--- MATERIAL PROVIDED ---
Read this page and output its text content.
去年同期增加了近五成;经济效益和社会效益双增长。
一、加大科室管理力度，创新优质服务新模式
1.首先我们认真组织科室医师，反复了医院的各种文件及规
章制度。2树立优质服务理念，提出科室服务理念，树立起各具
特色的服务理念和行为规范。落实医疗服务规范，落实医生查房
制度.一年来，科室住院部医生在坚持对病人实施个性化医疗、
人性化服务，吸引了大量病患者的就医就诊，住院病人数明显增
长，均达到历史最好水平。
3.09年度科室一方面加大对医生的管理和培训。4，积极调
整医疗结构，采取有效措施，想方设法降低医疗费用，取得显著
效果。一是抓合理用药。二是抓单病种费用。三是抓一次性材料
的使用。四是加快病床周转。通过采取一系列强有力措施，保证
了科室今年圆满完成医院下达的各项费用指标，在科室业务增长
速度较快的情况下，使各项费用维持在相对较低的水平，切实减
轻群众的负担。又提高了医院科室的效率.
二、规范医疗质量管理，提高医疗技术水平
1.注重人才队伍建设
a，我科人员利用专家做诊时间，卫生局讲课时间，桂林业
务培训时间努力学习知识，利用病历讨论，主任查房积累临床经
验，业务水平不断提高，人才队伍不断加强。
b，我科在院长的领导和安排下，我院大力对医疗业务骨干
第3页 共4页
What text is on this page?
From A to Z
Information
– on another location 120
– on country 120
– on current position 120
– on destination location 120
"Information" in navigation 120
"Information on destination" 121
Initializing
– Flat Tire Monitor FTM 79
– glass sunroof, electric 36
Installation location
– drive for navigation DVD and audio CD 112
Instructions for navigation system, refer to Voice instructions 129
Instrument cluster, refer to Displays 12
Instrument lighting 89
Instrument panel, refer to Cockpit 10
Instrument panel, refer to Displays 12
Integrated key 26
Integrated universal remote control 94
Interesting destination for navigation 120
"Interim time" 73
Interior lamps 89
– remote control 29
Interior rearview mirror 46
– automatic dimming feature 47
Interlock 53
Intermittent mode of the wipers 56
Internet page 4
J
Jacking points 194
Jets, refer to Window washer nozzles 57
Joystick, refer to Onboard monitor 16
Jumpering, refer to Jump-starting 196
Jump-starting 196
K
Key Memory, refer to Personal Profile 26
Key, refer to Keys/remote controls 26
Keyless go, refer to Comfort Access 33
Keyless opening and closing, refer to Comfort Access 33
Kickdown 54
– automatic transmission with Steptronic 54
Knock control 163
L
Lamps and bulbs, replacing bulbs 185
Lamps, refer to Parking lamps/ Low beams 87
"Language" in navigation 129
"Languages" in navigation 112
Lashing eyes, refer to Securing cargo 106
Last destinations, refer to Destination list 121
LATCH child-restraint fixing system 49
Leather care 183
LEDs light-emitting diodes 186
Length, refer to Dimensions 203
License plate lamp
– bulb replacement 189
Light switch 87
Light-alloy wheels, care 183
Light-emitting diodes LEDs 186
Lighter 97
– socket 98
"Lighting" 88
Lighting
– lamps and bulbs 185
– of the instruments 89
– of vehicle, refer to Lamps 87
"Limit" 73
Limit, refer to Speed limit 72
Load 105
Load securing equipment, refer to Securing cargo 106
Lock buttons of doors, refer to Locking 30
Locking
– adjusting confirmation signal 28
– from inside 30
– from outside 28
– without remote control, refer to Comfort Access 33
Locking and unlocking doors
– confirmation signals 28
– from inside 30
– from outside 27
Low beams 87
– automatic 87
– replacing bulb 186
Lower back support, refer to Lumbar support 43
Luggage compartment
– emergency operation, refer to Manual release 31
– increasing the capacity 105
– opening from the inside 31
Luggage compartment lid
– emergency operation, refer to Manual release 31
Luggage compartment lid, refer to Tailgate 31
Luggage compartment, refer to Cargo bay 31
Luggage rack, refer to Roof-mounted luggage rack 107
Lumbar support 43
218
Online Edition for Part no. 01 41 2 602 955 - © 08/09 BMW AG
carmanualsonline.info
---
--- MATERIAL PROVIDED ---
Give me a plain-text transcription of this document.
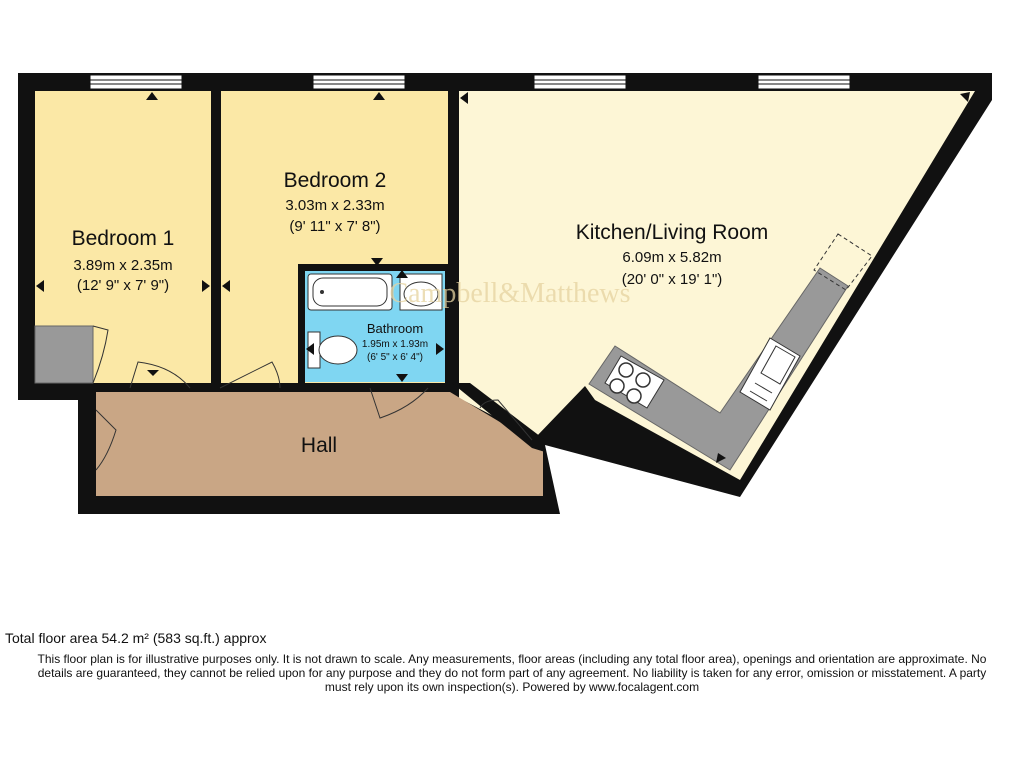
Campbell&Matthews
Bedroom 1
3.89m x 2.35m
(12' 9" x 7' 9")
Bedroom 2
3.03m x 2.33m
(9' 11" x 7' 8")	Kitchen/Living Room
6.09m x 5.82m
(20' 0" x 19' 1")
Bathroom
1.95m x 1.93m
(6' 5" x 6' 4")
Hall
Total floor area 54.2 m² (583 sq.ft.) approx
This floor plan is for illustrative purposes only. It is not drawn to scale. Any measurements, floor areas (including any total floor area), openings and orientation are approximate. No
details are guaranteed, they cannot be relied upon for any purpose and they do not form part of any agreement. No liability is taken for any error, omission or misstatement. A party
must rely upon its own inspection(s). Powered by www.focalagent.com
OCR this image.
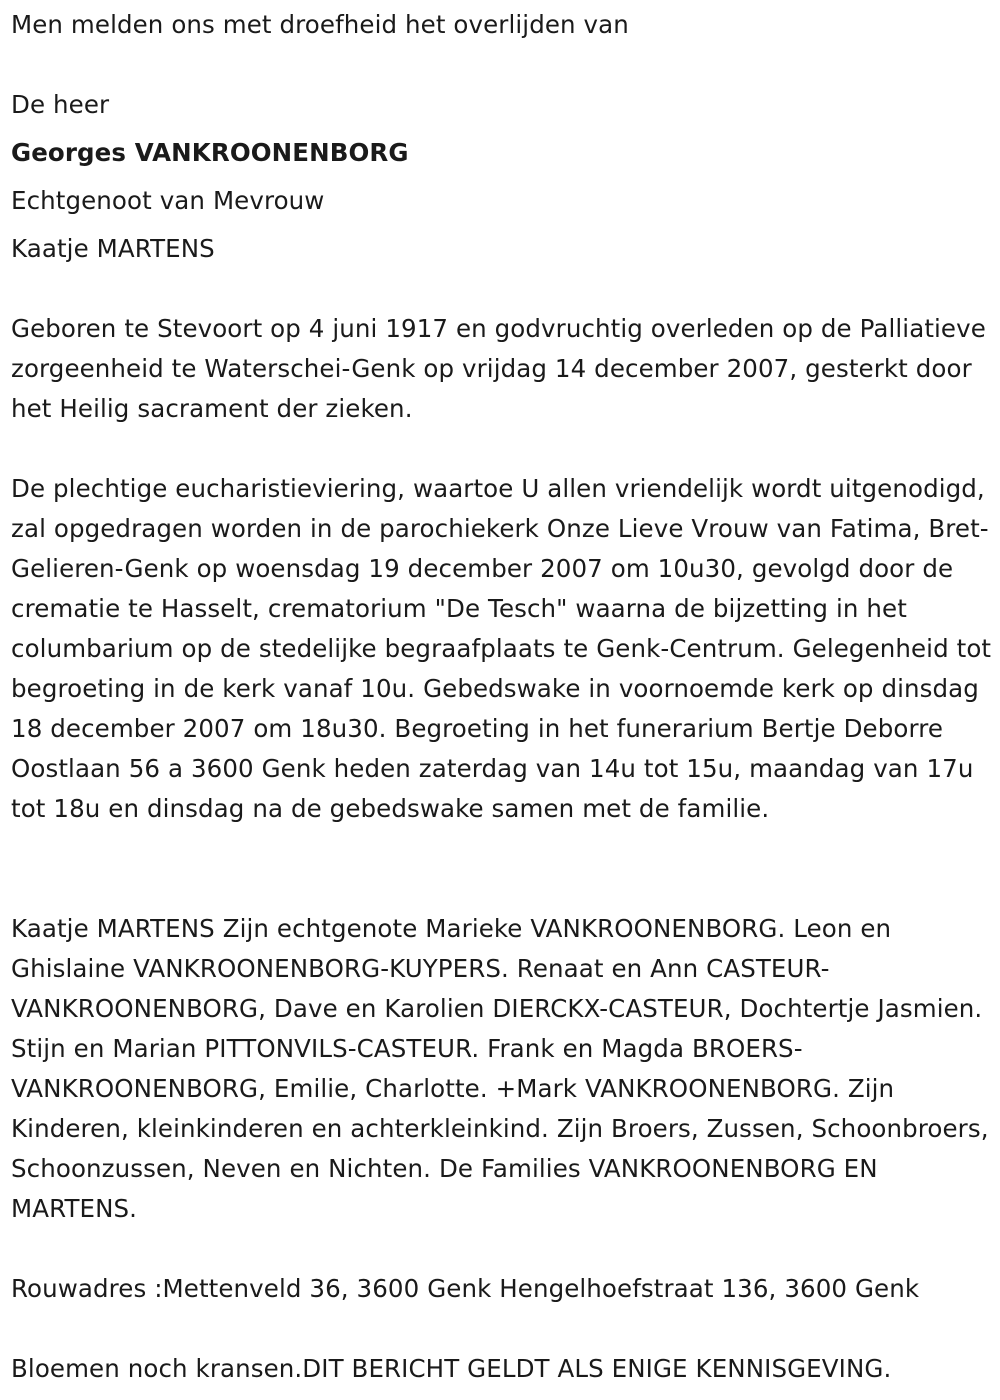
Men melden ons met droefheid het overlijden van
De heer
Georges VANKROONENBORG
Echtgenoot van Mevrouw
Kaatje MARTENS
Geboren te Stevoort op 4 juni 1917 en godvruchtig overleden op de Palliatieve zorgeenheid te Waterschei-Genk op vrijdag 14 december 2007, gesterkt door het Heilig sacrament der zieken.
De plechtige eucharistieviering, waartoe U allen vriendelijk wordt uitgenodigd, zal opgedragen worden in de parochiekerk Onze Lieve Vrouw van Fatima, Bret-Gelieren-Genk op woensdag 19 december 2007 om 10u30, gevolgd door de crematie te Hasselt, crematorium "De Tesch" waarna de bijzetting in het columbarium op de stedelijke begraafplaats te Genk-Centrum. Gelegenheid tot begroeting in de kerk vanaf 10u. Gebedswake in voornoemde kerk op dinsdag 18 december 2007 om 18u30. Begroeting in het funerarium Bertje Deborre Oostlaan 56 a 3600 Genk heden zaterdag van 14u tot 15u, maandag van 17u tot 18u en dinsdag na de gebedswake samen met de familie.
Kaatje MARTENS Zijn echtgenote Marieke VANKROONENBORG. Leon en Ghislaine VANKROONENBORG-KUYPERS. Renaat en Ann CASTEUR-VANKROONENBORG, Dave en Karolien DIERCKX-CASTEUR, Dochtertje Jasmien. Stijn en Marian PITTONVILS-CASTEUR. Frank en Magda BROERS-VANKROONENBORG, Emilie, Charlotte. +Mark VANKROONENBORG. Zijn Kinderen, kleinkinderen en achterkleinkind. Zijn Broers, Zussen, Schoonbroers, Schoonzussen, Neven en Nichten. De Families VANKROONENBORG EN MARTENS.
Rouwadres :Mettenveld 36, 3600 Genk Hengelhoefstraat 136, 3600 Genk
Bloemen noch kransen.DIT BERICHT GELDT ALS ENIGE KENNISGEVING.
---
THE PROBLEM: Look through the records and gather every line containing "replacing".

COMPLETE OUTPUT:
Lamps and bulbs, replacing bulbs 185
– replacing bulb 186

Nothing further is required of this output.